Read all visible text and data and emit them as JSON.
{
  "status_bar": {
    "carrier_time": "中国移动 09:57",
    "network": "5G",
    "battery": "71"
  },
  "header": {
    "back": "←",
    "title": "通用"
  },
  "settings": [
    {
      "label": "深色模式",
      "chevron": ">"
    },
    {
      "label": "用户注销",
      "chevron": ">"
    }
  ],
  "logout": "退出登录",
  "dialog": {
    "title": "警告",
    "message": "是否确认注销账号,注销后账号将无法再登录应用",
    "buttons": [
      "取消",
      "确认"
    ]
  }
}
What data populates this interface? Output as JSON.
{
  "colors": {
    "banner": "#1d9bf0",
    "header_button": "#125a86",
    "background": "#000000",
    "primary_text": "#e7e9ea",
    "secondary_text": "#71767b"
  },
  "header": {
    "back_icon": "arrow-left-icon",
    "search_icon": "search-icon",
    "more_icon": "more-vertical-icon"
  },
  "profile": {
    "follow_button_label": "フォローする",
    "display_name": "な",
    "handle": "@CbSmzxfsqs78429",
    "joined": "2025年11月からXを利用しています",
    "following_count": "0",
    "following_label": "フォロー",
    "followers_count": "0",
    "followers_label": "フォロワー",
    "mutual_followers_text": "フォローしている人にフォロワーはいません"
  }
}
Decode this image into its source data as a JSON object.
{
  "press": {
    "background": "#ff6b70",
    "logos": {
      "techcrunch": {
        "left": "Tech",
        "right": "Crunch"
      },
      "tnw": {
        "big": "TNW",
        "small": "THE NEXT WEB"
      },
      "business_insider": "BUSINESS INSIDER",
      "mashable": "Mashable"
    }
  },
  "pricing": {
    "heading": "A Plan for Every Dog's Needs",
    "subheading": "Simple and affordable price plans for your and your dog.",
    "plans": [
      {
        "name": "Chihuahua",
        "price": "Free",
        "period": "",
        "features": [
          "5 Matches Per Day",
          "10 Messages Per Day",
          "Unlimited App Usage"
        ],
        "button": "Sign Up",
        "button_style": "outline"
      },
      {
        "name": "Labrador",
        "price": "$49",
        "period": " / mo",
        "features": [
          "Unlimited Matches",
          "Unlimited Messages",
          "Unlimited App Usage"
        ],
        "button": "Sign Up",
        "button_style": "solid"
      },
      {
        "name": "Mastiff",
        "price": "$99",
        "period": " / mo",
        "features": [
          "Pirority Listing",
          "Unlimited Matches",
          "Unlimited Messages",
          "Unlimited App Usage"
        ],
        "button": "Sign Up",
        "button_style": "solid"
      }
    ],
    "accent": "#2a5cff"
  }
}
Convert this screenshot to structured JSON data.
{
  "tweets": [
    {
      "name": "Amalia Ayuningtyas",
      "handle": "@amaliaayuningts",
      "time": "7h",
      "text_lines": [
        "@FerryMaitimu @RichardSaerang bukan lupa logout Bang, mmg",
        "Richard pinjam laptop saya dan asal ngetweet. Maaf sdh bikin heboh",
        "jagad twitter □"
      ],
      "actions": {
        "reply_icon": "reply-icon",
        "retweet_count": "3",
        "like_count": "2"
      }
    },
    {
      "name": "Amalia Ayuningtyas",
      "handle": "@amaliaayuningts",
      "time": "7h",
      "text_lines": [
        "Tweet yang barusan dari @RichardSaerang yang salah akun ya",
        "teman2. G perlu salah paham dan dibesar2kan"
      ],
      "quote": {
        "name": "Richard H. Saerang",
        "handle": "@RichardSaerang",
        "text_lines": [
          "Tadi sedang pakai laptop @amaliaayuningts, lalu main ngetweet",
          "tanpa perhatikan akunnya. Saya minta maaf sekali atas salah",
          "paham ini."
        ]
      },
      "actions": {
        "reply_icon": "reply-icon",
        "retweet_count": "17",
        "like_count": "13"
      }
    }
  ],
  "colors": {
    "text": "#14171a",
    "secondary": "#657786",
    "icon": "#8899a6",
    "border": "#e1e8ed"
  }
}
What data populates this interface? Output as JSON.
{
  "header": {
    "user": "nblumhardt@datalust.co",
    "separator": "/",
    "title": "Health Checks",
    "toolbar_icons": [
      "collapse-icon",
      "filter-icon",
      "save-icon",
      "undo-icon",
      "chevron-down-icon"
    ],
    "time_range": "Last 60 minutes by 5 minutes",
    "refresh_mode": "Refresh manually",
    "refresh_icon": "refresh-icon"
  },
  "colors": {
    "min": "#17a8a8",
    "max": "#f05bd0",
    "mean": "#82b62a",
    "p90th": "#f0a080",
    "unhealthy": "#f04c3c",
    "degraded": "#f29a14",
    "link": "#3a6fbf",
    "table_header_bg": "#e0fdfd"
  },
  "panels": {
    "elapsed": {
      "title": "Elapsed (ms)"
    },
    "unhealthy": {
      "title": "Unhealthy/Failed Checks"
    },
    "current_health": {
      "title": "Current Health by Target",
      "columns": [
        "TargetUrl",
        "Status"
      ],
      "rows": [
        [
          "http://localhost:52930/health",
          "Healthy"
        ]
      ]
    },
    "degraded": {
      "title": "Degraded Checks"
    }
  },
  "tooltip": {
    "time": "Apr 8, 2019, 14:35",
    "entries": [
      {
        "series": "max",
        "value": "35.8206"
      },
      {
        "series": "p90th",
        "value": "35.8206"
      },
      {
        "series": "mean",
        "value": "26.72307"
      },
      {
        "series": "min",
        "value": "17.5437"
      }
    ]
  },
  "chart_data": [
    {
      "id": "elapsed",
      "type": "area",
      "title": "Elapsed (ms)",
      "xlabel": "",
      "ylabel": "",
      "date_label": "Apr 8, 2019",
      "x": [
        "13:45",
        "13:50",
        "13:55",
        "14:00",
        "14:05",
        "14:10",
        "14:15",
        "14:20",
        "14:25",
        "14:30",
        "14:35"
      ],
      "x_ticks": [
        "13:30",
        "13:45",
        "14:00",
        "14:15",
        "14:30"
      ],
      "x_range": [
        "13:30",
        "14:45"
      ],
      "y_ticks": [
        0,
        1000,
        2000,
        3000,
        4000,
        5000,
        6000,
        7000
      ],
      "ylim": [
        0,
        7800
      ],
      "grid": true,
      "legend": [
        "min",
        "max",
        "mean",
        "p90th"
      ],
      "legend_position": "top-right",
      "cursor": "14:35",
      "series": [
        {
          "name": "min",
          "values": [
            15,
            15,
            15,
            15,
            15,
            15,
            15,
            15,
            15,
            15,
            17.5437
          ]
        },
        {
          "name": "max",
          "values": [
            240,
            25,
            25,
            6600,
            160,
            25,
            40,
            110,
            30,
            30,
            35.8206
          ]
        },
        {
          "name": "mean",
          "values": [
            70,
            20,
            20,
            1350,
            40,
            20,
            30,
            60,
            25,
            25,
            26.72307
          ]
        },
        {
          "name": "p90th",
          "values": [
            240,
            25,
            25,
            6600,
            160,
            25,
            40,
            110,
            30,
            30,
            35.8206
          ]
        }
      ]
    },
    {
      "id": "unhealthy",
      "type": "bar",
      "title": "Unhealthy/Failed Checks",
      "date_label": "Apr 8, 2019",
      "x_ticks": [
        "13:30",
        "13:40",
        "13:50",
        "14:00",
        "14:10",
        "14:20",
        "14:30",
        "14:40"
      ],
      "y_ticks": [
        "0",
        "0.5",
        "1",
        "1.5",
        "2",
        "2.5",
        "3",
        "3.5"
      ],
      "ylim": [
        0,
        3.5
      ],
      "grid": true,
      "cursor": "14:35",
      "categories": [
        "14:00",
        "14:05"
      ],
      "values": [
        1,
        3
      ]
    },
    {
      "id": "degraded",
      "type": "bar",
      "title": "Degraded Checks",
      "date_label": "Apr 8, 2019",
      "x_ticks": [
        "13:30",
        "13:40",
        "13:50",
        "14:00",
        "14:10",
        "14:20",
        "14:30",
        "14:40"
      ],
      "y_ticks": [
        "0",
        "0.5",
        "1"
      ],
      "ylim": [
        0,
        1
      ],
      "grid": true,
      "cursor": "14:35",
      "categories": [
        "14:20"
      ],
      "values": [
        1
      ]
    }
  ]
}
========
- **PROBLEM REQUIREMENTS**:
Single out each line of the records above with the string "JSON" in it, and copy it.

- **TASK ANSWER**:
Read all visible text and data and emit them as JSON.
What data populates this interface? Output as JSON.
Decode this image into its source data as a JSON object.
Convert this screenshot to structured JSON data.
What data populates this interface? Output as JSON.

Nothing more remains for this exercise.